◆ INSTRUCTIONS FOR THE TASK ◆
Reproduce verbatim the lines of the entries below that start with the line containing "empty-cell bbox=[334, 429, 453, 515]" and end with the line containing "sunrise-label: Sunrise: 7:58 AM bbox=[339, 281, 419, 293]", including both of those lines.

== TASK INPUTS ==

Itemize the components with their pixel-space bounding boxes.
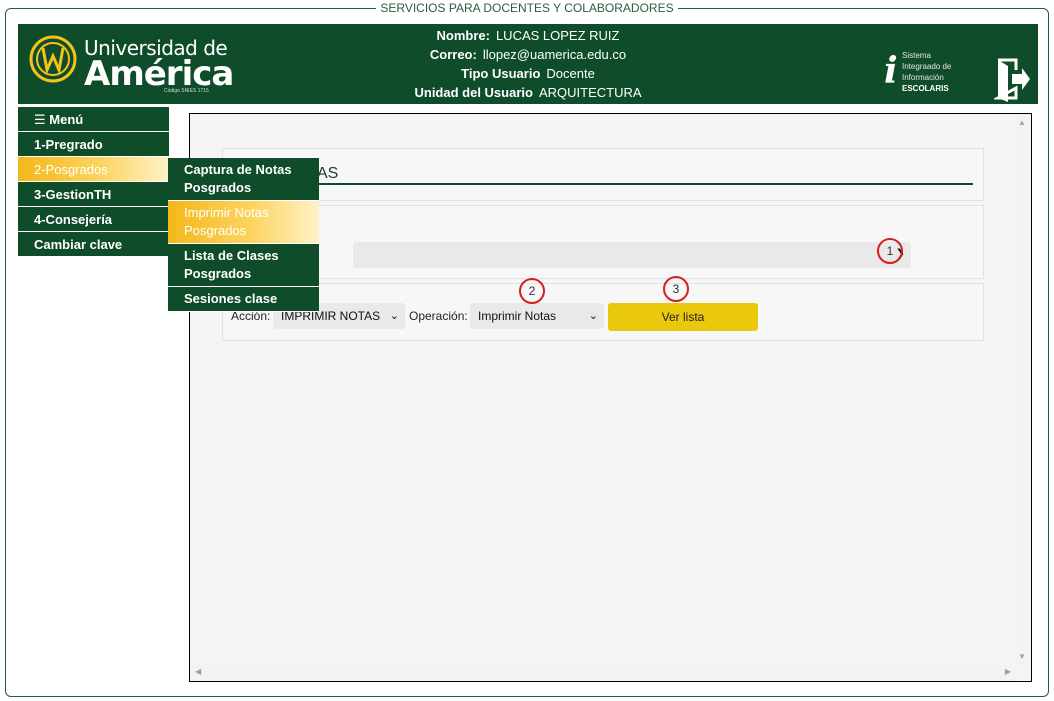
name-label: Nombre: — [436, 28, 490, 43]
escolaris-line2: Integraado de — [902, 62, 952, 71]
scroll-right-icon[interactable]: ▶ — [1005, 667, 1011, 676]
vertical-scrollbar[interactable]: ▲ ▼ — [1014, 114, 1031, 665]
chevron-down-icon: ⌄ — [389, 310, 399, 322]
action-panel: Acción: IMPRIMIR NOTAS ⌄ Operación: Impr… — [222, 283, 984, 341]
user-email: llopez@uamerica.edu.co — [482, 47, 627, 62]
user-unit: ARQUITECTURA — [538, 85, 642, 100]
operacion-select[interactable]: Imprimir Notas ⌄ — [470, 303, 604, 329]
info-i-icon: i — [884, 50, 898, 92]
step-badge-3: 3 — [663, 276, 689, 302]
menu-item-consejeria[interactable]: 4-Consejería — [18, 207, 169, 232]
type-label: Tipo Usuario — [461, 66, 541, 81]
escolaris-line3: Información — [902, 73, 944, 82]
scroll-up-icon[interactable]: ▲ — [1018, 118, 1026, 127]
logout-icon[interactable] — [994, 56, 1032, 102]
escolaris-line1: Sistema — [902, 51, 931, 60]
ver-lista-button[interactable]: Ver lista — [608, 303, 758, 331]
submenu-item-captura-notas[interactable]: Captura de Notas Posgrados — [168, 158, 319, 201]
section-title: AS — [243, 165, 973, 185]
step-badge-1: 1 — [877, 238, 903, 264]
logo-title-line2: América — [84, 54, 234, 94]
filter-panel: ❯ — [222, 205, 984, 279]
menu-item-gestionth[interactable]: 3-GestionTH — [18, 182, 169, 207]
logo-code: Código SNIES 1715 — [164, 88, 209, 94]
header-banner: Universidad de América Código SNIES 1715… — [18, 24, 1038, 104]
horizontal-scrollbar[interactable]: ◀ ▶ — [190, 664, 1016, 681]
university-seal-icon — [29, 35, 77, 83]
escolaris-logo: i Sistema Integraado de Información ESCO… — [884, 50, 964, 100]
submenu-item-imprimir-notas[interactable]: Imprimir Notas Posgrados — [168, 201, 319, 244]
menu-item-cambiar-clave[interactable]: Cambiar clave — [18, 232, 169, 257]
section-title-panel: AS — [222, 148, 984, 201]
user-type: Docente — [546, 66, 595, 81]
scroll-left-icon[interactable]: ◀ — [195, 667, 201, 676]
escolaris-line4: ESCOLARIS — [902, 84, 949, 93]
step-badge-2: 2 — [519, 278, 545, 304]
email-label: Correo: — [429, 47, 477, 62]
user-name: LUCAS LOPEZ RUIZ — [495, 28, 620, 43]
frame-legend: SERVICIOS PARA DOCENTES Y COLABORADORES — [0, 1, 1054, 15]
side-menu: ☰ Menú 1-Pregrado 2-Posgrados 3-GestionT… — [18, 107, 169, 257]
menu-item-posgrados[interactable]: 2-Posgrados — [18, 157, 169, 182]
unit-label: Unidad del Usuario — [414, 85, 533, 100]
posgrados-submenu: Captura de Notas Posgrados Imprimir Nota… — [168, 158, 319, 312]
menu-toggle-button[interactable]: ☰ Menú — [18, 107, 169, 132]
operacion-value: Imprimir Notas — [478, 309, 557, 323]
course-select[interactable]: ❯ — [353, 242, 911, 268]
chevron-down-icon: ⌄ — [588, 310, 598, 322]
submenu-item-sesiones-clase[interactable]: Sesiones clase — [168, 287, 319, 312]
submenu-item-lista-clases[interactable]: Lista de Clases Posgrados — [168, 244, 319, 287]
operacion-label: Operación: — [409, 309, 468, 323]
menu-item-pregrado[interactable]: 1-Pregrado — [18, 132, 169, 157]
user-info: Nombre: LUCAS LOPEZ RUIZ Correo: llopez@ua… — [318, 26, 738, 102]
scroll-down-icon[interactable]: ▼ — [1018, 652, 1026, 661]
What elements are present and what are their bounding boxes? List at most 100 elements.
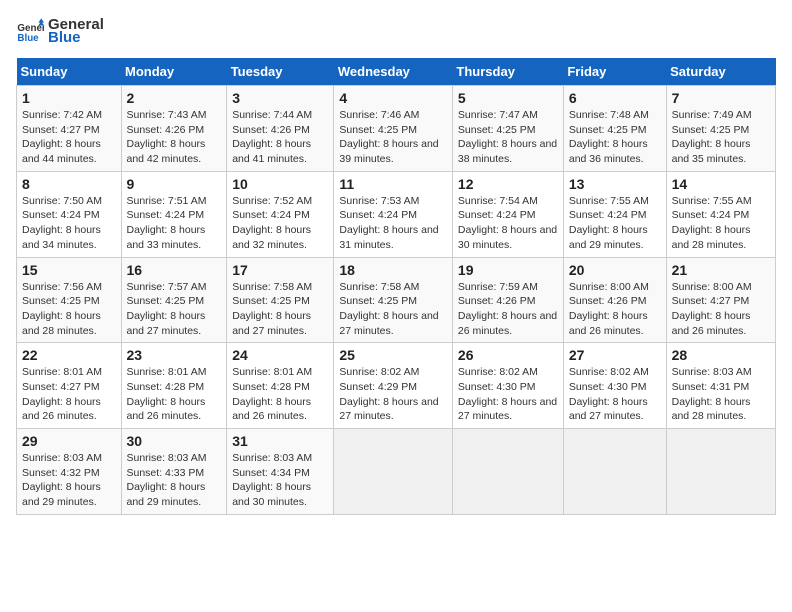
empty-cell bbox=[334, 429, 453, 515]
sunrise-label: Sunrise: 8:02 AM bbox=[458, 366, 538, 378]
daylight-label: Daylight: 8 hours and 27 minutes. bbox=[569, 396, 648, 423]
day-number: 6 bbox=[569, 90, 661, 106]
logo-icon: General Blue bbox=[16, 17, 44, 45]
day-number: 22 bbox=[22, 347, 116, 363]
day-info: Sunrise: 7:55 AM Sunset: 4:24 PM Dayligh… bbox=[672, 194, 770, 253]
sunrise-label: Sunrise: 7:58 AM bbox=[339, 281, 419, 293]
day-info: Sunrise: 7:43 AM Sunset: 4:26 PM Dayligh… bbox=[127, 108, 222, 167]
calendar-table: SundayMondayTuesdayWednesdayThursdayFrid… bbox=[16, 58, 776, 515]
sunset-label: Sunset: 4:33 PM bbox=[127, 467, 205, 479]
calendar-day-10: 10 Sunrise: 7:52 AM Sunset: 4:24 PM Dayl… bbox=[227, 171, 334, 257]
empty-cell bbox=[563, 429, 666, 515]
sunset-label: Sunset: 4:25 PM bbox=[22, 295, 100, 307]
sunrise-label: Sunrise: 8:03 AM bbox=[232, 452, 312, 464]
day-number: 12 bbox=[458, 176, 558, 192]
daylight-label: Daylight: 8 hours and 26 minutes. bbox=[458, 310, 557, 337]
sunrise-label: Sunrise: 7:59 AM bbox=[458, 281, 538, 293]
calendar-day-20: 20 Sunrise: 8:00 AM Sunset: 4:26 PM Dayl… bbox=[563, 257, 666, 343]
daylight-label: Daylight: 8 hours and 29 minutes. bbox=[22, 481, 101, 508]
day-info: Sunrise: 7:48 AM Sunset: 4:25 PM Dayligh… bbox=[569, 108, 661, 167]
day-info: Sunrise: 7:58 AM Sunset: 4:25 PM Dayligh… bbox=[232, 280, 328, 339]
daylight-label: Daylight: 8 hours and 38 minutes. bbox=[458, 138, 557, 165]
day-info: Sunrise: 7:59 AM Sunset: 4:26 PM Dayligh… bbox=[458, 280, 558, 339]
sunset-label: Sunset: 4:27 PM bbox=[672, 295, 750, 307]
sunrise-label: Sunrise: 7:50 AM bbox=[22, 195, 102, 207]
calendar-day-1: 1 Sunrise: 7:42 AM Sunset: 4:27 PM Dayli… bbox=[17, 86, 122, 172]
sunrise-label: Sunrise: 7:51 AM bbox=[127, 195, 207, 207]
sunset-label: Sunset: 4:25 PM bbox=[339, 295, 417, 307]
daylight-label: Daylight: 8 hours and 29 minutes. bbox=[127, 481, 206, 508]
daylight-label: Daylight: 8 hours and 26 minutes. bbox=[22, 396, 101, 423]
calendar-day-12: 12 Sunrise: 7:54 AM Sunset: 4:24 PM Dayl… bbox=[452, 171, 563, 257]
day-number: 29 bbox=[22, 433, 116, 449]
sunrise-label: Sunrise: 7:58 AM bbox=[232, 281, 312, 293]
empty-cell bbox=[452, 429, 563, 515]
calendar-day-22: 22 Sunrise: 8:01 AM Sunset: 4:27 PM Dayl… bbox=[17, 343, 122, 429]
calendar-day-26: 26 Sunrise: 8:02 AM Sunset: 4:30 PM Dayl… bbox=[452, 343, 563, 429]
calendar-week-3: 15 Sunrise: 7:56 AM Sunset: 4:25 PM Dayl… bbox=[17, 257, 776, 343]
daylight-label: Daylight: 8 hours and 34 minutes. bbox=[22, 224, 101, 251]
sunrise-label: Sunrise: 7:49 AM bbox=[672, 109, 752, 121]
sunset-label: Sunset: 4:25 PM bbox=[127, 295, 205, 307]
day-info: Sunrise: 8:02 AM Sunset: 4:30 PM Dayligh… bbox=[458, 365, 558, 424]
day-info: Sunrise: 7:42 AM Sunset: 4:27 PM Dayligh… bbox=[22, 108, 116, 167]
sunset-label: Sunset: 4:25 PM bbox=[232, 295, 310, 307]
sunrise-label: Sunrise: 8:03 AM bbox=[22, 452, 102, 464]
daylight-label: Daylight: 8 hours and 27 minutes. bbox=[127, 310, 206, 337]
sunrise-label: Sunrise: 8:00 AM bbox=[569, 281, 649, 293]
sunset-label: Sunset: 4:24 PM bbox=[22, 209, 100, 221]
day-info: Sunrise: 7:49 AM Sunset: 4:25 PM Dayligh… bbox=[672, 108, 770, 167]
day-info: Sunrise: 8:01 AM Sunset: 4:28 PM Dayligh… bbox=[232, 365, 328, 424]
sunset-label: Sunset: 4:24 PM bbox=[672, 209, 750, 221]
day-number: 4 bbox=[339, 90, 447, 106]
day-info: Sunrise: 7:57 AM Sunset: 4:25 PM Dayligh… bbox=[127, 280, 222, 339]
sunset-label: Sunset: 4:26 PM bbox=[127, 124, 205, 136]
sunset-label: Sunset: 4:24 PM bbox=[339, 209, 417, 221]
day-number: 2 bbox=[127, 90, 222, 106]
sunset-label: Sunset: 4:30 PM bbox=[458, 381, 536, 393]
sunrise-label: Sunrise: 8:02 AM bbox=[339, 366, 419, 378]
sunrise-label: Sunrise: 7:56 AM bbox=[22, 281, 102, 293]
day-number: 18 bbox=[339, 262, 447, 278]
calendar-day-30: 30 Sunrise: 8:03 AM Sunset: 4:33 PM Dayl… bbox=[121, 429, 227, 515]
calendar-body: 1 Sunrise: 7:42 AM Sunset: 4:27 PM Dayli… bbox=[17, 86, 776, 515]
sunrise-label: Sunrise: 7:52 AM bbox=[232, 195, 312, 207]
daylight-label: Daylight: 8 hours and 30 minutes. bbox=[232, 481, 311, 508]
sunset-label: Sunset: 4:27 PM bbox=[22, 124, 100, 136]
day-number: 5 bbox=[458, 90, 558, 106]
day-number: 23 bbox=[127, 347, 222, 363]
calendar-header-friday: Friday bbox=[563, 58, 666, 86]
calendar-header-thursday: Thursday bbox=[452, 58, 563, 86]
calendar-day-24: 24 Sunrise: 8:01 AM Sunset: 4:28 PM Dayl… bbox=[227, 343, 334, 429]
calendar-header-monday: Monday bbox=[121, 58, 227, 86]
day-info: Sunrise: 7:53 AM Sunset: 4:24 PM Dayligh… bbox=[339, 194, 447, 253]
daylight-label: Daylight: 8 hours and 31 minutes. bbox=[339, 224, 438, 251]
sunset-label: Sunset: 4:26 PM bbox=[569, 295, 647, 307]
sunrise-label: Sunrise: 7:55 AM bbox=[569, 195, 649, 207]
day-info: Sunrise: 7:52 AM Sunset: 4:24 PM Dayligh… bbox=[232, 194, 328, 253]
sunrise-label: Sunrise: 7:42 AM bbox=[22, 109, 102, 121]
calendar-header-tuesday: Tuesday bbox=[227, 58, 334, 86]
calendar-day-17: 17 Sunrise: 7:58 AM Sunset: 4:25 PM Dayl… bbox=[227, 257, 334, 343]
sunrise-label: Sunrise: 7:53 AM bbox=[339, 195, 419, 207]
calendar-day-4: 4 Sunrise: 7:46 AM Sunset: 4:25 PM Dayli… bbox=[334, 86, 453, 172]
day-number: 13 bbox=[569, 176, 661, 192]
day-number: 10 bbox=[232, 176, 328, 192]
day-info: Sunrise: 7:54 AM Sunset: 4:24 PM Dayligh… bbox=[458, 194, 558, 253]
daylight-label: Daylight: 8 hours and 44 minutes. bbox=[22, 138, 101, 165]
sunset-label: Sunset: 4:24 PM bbox=[569, 209, 647, 221]
daylight-label: Daylight: 8 hours and 27 minutes. bbox=[339, 396, 438, 423]
day-number: 26 bbox=[458, 347, 558, 363]
day-info: Sunrise: 8:01 AM Sunset: 4:27 PM Dayligh… bbox=[22, 365, 116, 424]
day-number: 31 bbox=[232, 433, 328, 449]
daylight-label: Daylight: 8 hours and 28 minutes. bbox=[672, 224, 751, 251]
calendar-day-7: 7 Sunrise: 7:49 AM Sunset: 4:25 PM Dayli… bbox=[666, 86, 775, 172]
daylight-label: Daylight: 8 hours and 26 minutes. bbox=[232, 396, 311, 423]
daylight-label: Daylight: 8 hours and 28 minutes. bbox=[22, 310, 101, 337]
day-info: Sunrise: 8:03 AM Sunset: 4:34 PM Dayligh… bbox=[232, 451, 328, 510]
daylight-label: Daylight: 8 hours and 42 minutes. bbox=[127, 138, 206, 165]
sunset-label: Sunset: 4:25 PM bbox=[672, 124, 750, 136]
daylight-label: Daylight: 8 hours and 27 minutes. bbox=[232, 310, 311, 337]
day-info: Sunrise: 8:00 AM Sunset: 4:27 PM Dayligh… bbox=[672, 280, 770, 339]
calendar-day-2: 2 Sunrise: 7:43 AM Sunset: 4:26 PM Dayli… bbox=[121, 86, 227, 172]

===

◆ OUTPUT FOR THIS TASK ◆
empty-cell bbox=[334, 429, 453, 515]
sunrise-label: Sunrise: 8:02 AM bbox=[458, 366, 538, 378]
daylight-label: Daylight: 8 hours and 27 minutes. bbox=[569, 396, 648, 423]
day-number: 6 bbox=[569, 90, 661, 106]
logo-icon: General Blue bbox=[16, 17, 44, 45]
day-number: 22 bbox=[22, 347, 116, 363]
day-info: Sunrise: 7:55 AM Sunset: 4:24 PM Dayligh… bbox=[672, 194, 770, 253]
sunrise-label: Sunrise: 7:58 AM bbox=[339, 281, 419, 293]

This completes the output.